### Work to be completed:
Reproduce all the lines exactly as they stand, apart from the pictures.

Recorded data:

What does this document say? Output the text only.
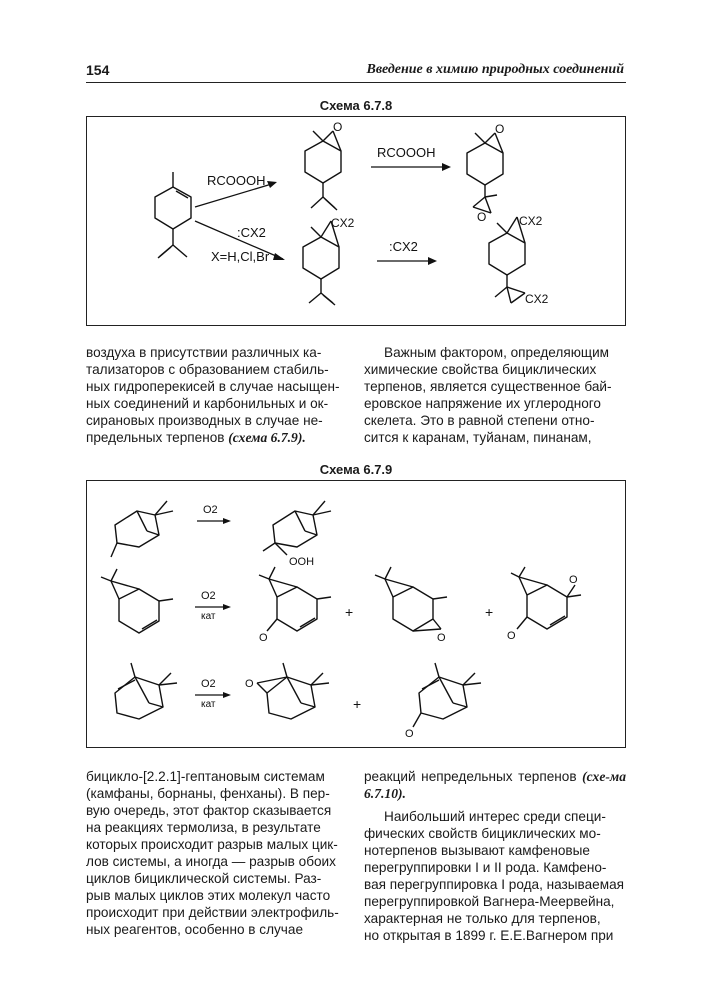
154	Введение в химию природных соединений
Схема 6.7.8
RCOOOH
:CX2
X=H,Cl,Br
O
RCOOOH
O
O
CX2
:CX2
CX2
CX2

воздуха в присутствии различных ка-

тализаторов с образованием стабиль-

ных гидроперекисей в случае насыщен-

ных соединений и карбонильных и ок-

сирановых производных в случае не-

предельных терпенов (схема 6.7.9).

Важным фактором, определяющим

химические свойства бициклических

терпенов, является существенное бай-

еровское напряжение их углеродного

скелета. Это в равной степени отно-

сится к каранам, туйанам, пинанам,

Схема 6.7.9
O2
OOH
O2
кат
O
+
O
+
O
O
O2
кат
O
+
O

бицикло-[2.2.1]-гептановым системам

(камфаны, борнаны, фенханы). В пер-

вую очередь, этот фактор сказывается

на реакциях термолиза, в результате

которых происходит разрыв малых цик-

лов системы, а иногда — разрыв обоих

циклов бициклической системы. Раз-

рыв малых циклов этих молекул часто

происходит при действии электрофиль-

ных реагентов, особенно в случае

реакций непредельных терпенов (схе-ма 6.7.10).

Наибольший интерес среди специ-

фических свойств бициклических мо-

нотерпенов вызывают камфеновые

перегруппировки I и II рода. Камфено-

вая перегруппировка I рода, называемая

перегруппировкой Вагнера-Меервейна,

характерная не только для терпенов,

но открытая в 1899 г. Е.Е.Вагнером при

### Completed task:
What does this document say? Output the text only.
154	Введение в химию природных соединений
Схема 6.7.8
RCOOOH
:CX2
X=H,Cl,Br
O
RCOOOH
O
O
CX2
:CX2
CX2
CX2

воздуха в присутствии различных ка-

тализаторов с образованием стабиль-

ных гидроперекисей в случае насыщен-

ных соединений и карбонильных и ок-

сирановых производных в случае не-

предельных терпенов (схема 6.7.9).

Важным фактором, определяющим

химические свойства бициклических

терпенов, является существенное бай-

еровское напряжение их углеродного

скелета. Это в равной степени отно-

сится к каранам, туйанам, пинанам,

Схема 6.7.9
O2
OOH
O2
кат
O
+
O
+
O
O
O2
кат
O
+
O

бицикло-[2.2.1]-гептановым системам

(камфаны, борнаны, фенханы). В пер-

вую очередь, этот фактор сказывается

на реакциях термолиза, в результате

которых происходит разрыв малых цик-

лов системы, а иногда — разрыв обоих

циклов бициклической системы. Раз-

рыв малых циклов этих молекул часто

происходит при действии электрофиль-

ных реагентов, особенно в случае

реакций непредельных терпенов (схе-ма 6.7.10).

Наибольший интерес среди специ-

фических свойств бициклических мо-

нотерпенов вызывают камфеновые

перегруппировки I и II рода. Камфено-

вая перегруппировка I рода, называемая

перегруппировкой Вагнера-Меервейна,

характерная не только для терпенов,

но открытая в 1899 г. Е.Е.Вагнером при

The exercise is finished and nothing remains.